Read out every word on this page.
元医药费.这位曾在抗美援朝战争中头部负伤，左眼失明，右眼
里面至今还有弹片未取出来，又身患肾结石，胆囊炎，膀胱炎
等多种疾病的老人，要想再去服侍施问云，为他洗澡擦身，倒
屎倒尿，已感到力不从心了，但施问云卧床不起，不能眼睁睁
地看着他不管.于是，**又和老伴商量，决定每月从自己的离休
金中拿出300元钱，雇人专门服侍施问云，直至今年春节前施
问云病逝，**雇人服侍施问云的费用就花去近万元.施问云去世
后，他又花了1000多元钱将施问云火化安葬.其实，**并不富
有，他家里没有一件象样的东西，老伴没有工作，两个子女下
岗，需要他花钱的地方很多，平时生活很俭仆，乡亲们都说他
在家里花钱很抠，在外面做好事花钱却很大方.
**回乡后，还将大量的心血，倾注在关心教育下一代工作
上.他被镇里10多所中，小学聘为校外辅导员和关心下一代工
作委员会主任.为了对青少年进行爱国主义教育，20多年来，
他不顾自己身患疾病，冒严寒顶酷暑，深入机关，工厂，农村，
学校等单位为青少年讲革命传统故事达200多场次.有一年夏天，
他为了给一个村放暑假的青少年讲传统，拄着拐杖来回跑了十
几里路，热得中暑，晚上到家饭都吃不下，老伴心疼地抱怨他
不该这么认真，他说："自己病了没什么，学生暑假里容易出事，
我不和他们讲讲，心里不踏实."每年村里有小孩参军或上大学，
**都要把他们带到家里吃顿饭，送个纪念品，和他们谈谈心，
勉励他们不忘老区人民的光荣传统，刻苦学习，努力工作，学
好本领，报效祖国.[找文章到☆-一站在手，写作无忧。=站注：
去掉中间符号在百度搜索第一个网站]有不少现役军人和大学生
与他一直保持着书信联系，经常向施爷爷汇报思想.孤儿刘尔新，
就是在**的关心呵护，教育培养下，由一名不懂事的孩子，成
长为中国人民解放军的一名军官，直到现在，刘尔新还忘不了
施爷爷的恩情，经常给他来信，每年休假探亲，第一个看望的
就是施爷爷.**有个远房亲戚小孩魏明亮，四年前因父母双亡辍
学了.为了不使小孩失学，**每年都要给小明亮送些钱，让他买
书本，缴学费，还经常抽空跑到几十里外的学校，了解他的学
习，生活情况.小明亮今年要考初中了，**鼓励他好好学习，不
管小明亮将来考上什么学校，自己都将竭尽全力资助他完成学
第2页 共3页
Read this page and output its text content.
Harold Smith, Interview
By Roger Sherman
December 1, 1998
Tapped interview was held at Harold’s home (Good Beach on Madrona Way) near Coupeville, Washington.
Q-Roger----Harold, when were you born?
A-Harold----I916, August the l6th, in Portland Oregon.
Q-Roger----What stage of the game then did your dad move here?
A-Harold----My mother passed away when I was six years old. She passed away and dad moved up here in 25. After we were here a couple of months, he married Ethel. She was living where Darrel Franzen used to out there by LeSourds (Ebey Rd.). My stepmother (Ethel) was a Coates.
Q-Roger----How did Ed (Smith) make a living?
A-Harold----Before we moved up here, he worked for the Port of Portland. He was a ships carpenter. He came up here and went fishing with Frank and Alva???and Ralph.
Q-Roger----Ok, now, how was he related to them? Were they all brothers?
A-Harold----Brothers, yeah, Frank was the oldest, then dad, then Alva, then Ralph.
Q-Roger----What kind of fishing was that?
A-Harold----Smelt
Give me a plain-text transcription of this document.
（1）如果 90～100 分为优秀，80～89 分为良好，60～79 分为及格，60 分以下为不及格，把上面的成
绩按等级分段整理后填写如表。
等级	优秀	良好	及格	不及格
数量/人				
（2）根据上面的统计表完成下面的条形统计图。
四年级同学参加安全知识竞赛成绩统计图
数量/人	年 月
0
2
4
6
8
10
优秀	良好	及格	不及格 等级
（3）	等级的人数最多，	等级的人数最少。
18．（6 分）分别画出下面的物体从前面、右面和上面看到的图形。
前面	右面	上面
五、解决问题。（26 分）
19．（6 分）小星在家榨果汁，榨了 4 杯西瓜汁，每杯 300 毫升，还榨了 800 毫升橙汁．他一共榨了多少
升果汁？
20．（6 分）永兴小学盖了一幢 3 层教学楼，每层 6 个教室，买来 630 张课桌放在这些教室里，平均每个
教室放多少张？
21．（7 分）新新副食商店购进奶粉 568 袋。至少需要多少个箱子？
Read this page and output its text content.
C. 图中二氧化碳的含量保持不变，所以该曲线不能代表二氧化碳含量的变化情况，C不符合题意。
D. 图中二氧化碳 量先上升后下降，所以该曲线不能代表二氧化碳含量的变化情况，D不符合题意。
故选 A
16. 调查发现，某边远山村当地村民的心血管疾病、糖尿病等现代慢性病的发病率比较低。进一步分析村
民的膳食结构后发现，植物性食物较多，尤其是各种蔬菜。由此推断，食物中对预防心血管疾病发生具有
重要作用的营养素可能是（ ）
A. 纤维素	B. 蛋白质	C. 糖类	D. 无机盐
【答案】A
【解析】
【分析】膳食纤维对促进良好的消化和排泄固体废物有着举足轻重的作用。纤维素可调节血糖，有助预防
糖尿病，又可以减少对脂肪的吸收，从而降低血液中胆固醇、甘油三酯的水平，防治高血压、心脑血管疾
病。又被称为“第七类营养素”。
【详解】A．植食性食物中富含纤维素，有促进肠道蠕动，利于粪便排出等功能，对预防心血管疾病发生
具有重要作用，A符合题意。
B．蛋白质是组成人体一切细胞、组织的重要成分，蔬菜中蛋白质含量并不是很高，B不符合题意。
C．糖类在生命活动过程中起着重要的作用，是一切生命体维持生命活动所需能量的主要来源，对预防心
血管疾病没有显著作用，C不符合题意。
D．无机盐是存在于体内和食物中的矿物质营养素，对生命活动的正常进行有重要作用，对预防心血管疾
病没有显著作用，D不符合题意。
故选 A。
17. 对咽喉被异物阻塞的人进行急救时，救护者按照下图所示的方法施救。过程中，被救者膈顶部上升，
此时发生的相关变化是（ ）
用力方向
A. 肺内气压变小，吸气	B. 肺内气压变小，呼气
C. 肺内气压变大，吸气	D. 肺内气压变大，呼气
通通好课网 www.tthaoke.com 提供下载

Directions for this task: Report only the number of lines that hold the string "then" in this listing.

Task answer: 2